Report the count of lines that carry the string "spread", and add nothing.
──────── THE DATA ────────
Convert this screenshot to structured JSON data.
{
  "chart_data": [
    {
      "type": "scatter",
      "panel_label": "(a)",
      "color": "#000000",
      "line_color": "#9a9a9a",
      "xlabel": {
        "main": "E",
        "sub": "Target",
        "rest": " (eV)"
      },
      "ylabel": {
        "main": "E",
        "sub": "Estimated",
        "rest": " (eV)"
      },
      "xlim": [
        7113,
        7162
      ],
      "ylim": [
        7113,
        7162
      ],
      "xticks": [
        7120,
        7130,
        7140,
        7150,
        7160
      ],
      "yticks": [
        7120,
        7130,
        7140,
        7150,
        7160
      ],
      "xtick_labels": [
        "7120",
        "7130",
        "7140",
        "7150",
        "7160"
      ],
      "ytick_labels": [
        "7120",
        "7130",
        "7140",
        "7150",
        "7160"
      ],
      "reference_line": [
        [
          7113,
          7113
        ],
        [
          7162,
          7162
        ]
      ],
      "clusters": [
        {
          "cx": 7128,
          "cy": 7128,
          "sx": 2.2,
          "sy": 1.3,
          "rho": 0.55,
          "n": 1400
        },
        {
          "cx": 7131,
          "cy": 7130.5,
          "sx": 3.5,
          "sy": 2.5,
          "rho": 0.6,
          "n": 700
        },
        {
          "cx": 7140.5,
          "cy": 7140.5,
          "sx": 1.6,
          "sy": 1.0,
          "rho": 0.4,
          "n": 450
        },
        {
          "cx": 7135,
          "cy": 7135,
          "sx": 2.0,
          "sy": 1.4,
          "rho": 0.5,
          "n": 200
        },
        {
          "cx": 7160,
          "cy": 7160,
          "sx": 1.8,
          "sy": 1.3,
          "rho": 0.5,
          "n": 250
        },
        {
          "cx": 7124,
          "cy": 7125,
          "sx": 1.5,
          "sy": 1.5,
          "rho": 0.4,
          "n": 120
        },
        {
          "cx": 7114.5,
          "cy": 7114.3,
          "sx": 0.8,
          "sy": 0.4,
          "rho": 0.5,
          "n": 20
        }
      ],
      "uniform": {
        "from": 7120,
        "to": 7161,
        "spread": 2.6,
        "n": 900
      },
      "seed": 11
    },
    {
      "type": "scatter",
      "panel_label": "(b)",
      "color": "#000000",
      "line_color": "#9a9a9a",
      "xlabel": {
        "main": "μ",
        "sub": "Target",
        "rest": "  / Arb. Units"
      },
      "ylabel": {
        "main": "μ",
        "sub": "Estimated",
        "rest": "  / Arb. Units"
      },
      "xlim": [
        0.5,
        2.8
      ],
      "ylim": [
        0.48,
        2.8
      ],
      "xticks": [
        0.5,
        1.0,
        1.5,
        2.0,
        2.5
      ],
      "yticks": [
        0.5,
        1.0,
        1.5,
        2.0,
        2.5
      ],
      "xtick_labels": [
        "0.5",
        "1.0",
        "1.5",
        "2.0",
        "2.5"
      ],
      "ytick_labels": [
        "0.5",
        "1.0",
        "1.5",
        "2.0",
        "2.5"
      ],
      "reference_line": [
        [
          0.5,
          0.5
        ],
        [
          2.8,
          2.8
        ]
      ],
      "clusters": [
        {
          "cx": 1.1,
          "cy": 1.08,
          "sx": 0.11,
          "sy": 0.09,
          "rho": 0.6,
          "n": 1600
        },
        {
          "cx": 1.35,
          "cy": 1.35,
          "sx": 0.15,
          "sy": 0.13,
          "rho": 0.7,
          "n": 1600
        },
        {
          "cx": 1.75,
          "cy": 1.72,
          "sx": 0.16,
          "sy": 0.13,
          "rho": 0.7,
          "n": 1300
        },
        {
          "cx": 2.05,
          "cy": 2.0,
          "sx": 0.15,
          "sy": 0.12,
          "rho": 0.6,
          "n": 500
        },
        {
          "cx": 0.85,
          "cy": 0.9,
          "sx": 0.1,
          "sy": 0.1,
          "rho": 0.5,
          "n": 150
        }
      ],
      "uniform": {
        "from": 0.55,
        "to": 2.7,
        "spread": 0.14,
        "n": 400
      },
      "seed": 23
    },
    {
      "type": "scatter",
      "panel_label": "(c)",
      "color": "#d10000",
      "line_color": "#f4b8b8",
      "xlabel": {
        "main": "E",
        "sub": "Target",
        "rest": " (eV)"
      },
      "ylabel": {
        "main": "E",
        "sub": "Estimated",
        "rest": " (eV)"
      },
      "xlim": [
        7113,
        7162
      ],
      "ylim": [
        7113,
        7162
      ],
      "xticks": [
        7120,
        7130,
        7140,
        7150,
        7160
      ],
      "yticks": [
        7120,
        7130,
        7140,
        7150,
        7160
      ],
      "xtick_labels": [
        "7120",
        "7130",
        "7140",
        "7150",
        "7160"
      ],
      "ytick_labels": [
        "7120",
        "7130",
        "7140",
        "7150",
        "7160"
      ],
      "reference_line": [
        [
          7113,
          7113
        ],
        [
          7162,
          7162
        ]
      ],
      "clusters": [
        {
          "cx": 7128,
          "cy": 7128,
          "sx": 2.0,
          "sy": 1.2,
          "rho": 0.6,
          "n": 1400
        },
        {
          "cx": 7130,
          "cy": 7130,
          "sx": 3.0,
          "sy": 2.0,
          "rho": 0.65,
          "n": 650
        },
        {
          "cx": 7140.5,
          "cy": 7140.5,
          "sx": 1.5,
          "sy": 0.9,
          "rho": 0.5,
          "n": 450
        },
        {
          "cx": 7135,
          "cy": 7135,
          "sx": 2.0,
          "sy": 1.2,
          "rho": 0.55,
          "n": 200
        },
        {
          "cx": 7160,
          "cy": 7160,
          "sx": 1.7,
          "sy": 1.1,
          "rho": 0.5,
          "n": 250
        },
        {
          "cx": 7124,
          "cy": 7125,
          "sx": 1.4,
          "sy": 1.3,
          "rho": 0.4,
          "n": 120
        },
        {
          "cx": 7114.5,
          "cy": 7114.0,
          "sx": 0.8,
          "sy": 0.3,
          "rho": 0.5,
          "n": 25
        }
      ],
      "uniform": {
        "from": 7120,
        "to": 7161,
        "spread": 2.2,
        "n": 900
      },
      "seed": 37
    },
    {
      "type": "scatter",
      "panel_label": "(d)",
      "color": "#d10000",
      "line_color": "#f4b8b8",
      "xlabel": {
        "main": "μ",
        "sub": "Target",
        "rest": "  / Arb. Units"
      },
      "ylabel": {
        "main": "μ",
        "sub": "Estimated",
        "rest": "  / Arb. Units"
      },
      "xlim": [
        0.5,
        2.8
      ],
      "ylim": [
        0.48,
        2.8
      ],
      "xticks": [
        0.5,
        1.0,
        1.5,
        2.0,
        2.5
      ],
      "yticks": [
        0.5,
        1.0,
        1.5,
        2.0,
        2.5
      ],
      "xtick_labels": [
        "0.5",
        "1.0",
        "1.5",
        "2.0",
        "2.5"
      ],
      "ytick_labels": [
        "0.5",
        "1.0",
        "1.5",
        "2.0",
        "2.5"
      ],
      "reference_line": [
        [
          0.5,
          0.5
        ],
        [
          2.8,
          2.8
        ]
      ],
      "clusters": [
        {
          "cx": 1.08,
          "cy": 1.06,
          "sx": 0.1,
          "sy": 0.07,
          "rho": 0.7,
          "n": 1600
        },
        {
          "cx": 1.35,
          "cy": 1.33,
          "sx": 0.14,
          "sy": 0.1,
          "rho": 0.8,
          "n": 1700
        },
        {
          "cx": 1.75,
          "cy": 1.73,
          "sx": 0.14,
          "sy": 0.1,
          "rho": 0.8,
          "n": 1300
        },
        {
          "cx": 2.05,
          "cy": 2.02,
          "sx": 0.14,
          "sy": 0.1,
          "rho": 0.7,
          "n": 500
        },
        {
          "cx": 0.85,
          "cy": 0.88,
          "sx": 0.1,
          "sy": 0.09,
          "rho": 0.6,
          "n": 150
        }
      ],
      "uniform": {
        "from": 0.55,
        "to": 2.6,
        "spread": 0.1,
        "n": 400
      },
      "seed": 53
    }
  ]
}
────────
▶ THE RESPONSE
4